Count lines with the string "Sept" in them. State the number alone.

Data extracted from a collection
↓

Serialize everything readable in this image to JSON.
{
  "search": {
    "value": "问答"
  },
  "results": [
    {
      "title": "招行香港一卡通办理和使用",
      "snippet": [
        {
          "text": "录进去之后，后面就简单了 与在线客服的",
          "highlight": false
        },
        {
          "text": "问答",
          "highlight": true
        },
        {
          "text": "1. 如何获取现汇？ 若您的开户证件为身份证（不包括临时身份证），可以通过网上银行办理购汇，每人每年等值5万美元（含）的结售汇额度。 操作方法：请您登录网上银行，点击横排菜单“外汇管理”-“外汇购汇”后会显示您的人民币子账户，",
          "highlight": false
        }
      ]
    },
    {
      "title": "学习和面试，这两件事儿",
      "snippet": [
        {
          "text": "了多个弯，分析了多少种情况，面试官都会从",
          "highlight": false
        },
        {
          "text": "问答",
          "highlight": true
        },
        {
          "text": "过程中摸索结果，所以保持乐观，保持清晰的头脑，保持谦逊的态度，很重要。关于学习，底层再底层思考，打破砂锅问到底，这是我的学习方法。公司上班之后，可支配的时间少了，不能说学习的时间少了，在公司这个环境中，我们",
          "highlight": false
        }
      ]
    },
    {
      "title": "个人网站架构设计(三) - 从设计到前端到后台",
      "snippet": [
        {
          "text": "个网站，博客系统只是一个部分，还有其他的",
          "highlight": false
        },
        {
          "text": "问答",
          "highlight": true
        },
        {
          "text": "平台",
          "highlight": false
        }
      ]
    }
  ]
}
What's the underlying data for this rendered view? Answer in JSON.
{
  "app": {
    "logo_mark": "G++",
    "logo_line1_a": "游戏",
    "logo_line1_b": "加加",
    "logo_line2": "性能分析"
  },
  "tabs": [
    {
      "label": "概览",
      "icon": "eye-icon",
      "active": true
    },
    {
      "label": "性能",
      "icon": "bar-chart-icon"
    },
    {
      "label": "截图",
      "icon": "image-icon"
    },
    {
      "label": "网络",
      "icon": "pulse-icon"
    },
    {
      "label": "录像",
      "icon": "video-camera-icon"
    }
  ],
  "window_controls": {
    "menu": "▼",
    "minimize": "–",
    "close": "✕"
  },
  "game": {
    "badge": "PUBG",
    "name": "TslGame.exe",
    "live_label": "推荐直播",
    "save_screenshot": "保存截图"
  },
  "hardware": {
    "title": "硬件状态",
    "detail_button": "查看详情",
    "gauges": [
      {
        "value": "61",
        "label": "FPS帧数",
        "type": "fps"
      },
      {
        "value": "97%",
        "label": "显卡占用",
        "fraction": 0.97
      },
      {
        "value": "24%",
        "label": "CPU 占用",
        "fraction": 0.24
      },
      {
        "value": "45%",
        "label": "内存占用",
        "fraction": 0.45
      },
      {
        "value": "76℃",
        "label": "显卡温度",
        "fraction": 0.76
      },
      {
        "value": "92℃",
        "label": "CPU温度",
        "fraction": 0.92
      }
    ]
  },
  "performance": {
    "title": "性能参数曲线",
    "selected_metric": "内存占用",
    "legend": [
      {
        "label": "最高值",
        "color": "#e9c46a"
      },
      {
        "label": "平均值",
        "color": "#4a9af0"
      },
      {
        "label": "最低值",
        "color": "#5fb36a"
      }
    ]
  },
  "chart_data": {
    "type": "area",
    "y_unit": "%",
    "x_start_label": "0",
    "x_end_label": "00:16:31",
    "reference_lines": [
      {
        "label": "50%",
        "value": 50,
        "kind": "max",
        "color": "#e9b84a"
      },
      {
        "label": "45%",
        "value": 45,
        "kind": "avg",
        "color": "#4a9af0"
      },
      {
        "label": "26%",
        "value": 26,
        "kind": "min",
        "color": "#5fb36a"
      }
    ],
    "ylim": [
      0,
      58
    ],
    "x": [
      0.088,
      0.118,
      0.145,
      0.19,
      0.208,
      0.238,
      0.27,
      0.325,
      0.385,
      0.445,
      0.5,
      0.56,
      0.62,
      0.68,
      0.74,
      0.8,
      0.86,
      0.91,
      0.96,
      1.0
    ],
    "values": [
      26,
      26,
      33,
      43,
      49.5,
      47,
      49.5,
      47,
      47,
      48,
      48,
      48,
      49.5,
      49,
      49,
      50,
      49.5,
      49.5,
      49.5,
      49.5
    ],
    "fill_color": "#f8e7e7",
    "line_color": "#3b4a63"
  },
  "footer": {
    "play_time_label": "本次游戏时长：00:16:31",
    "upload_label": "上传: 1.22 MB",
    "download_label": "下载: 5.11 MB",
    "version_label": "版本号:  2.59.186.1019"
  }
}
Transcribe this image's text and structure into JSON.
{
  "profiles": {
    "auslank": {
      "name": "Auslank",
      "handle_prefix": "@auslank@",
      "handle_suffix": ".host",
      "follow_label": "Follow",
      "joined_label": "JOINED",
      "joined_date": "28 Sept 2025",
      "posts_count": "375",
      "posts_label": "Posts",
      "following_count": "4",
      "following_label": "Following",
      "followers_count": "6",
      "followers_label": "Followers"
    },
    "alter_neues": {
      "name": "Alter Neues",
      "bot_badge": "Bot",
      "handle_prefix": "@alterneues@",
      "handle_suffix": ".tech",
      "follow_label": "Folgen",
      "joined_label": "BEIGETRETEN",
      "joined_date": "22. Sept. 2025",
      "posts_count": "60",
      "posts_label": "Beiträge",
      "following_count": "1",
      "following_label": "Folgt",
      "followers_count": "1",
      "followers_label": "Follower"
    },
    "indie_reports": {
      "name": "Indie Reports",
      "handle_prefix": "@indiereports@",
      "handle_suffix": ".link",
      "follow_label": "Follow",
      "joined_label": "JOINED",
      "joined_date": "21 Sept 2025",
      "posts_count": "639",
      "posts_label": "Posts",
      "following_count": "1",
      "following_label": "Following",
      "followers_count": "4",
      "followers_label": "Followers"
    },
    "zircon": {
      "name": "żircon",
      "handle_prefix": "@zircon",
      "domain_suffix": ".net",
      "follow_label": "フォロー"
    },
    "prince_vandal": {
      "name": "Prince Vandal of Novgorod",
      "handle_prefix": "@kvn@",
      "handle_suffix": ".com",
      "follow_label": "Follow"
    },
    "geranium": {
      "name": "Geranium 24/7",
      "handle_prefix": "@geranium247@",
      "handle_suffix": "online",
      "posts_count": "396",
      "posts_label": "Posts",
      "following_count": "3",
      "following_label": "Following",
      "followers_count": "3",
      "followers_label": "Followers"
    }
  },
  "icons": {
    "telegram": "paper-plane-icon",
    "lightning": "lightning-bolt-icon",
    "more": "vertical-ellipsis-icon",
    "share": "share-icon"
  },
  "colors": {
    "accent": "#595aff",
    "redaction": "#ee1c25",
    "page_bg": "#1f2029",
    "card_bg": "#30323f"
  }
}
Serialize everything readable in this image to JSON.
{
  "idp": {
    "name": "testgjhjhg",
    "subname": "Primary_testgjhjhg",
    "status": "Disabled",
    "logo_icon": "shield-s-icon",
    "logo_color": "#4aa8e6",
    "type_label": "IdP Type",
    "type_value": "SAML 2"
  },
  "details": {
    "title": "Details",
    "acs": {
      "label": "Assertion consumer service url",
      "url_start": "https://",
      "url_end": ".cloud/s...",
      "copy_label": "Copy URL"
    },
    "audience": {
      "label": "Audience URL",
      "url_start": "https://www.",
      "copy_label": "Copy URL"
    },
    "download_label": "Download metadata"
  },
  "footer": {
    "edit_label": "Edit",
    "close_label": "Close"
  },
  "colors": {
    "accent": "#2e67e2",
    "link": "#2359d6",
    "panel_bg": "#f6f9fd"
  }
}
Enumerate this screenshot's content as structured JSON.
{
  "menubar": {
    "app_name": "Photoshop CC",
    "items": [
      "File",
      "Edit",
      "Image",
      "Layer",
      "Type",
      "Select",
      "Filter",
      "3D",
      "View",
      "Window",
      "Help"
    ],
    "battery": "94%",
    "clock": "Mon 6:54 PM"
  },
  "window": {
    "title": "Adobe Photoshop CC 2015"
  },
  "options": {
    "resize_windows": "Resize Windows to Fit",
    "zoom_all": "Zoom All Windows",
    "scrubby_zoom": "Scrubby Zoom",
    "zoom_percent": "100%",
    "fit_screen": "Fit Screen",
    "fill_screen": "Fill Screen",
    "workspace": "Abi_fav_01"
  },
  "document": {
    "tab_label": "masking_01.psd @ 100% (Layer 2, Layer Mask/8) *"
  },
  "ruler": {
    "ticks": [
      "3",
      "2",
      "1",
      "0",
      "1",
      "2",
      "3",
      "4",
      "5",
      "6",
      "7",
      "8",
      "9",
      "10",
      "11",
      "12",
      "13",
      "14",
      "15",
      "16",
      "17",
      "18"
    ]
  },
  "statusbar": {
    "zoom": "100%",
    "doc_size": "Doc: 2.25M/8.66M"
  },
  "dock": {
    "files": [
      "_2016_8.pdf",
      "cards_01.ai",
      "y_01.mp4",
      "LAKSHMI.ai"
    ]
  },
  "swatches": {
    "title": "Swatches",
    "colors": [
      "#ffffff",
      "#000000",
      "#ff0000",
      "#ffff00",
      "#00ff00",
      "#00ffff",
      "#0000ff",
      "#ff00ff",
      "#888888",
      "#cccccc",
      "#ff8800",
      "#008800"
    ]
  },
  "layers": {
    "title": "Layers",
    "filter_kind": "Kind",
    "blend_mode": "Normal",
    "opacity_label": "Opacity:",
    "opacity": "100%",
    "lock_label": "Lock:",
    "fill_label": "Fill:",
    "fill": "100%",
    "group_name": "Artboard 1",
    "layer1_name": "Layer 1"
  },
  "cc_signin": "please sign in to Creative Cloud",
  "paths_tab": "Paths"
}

↑

**Expected output**: 3